- [THE EXERCISE] Search the records for "сказать". Copy every line where it appears.

──────── MATERIAL PROVIDED

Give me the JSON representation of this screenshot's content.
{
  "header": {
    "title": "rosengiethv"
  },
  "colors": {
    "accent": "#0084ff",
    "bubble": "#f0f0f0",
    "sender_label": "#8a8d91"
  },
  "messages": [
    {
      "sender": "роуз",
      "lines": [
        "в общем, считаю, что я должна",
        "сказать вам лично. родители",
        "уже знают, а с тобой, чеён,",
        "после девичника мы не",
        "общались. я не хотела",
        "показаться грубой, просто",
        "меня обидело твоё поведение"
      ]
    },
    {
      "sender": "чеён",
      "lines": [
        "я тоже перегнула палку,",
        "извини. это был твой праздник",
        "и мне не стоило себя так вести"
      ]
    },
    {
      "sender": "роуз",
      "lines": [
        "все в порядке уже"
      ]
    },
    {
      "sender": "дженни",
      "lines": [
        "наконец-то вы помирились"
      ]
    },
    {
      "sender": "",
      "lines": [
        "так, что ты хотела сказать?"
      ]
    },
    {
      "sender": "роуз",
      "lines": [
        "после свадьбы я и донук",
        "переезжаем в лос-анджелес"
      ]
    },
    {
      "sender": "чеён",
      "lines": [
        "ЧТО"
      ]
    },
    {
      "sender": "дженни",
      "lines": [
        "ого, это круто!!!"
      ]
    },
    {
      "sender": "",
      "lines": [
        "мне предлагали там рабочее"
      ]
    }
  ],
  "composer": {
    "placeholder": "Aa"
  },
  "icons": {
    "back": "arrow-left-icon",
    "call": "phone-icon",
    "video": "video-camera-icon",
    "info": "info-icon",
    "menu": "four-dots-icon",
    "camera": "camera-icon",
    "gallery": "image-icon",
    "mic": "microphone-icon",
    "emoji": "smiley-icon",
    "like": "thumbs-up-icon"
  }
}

────────────────

- [EXPECTED ANSWER]
        "сказать вам лично. родители",
        "так, что ты хотела сказать?"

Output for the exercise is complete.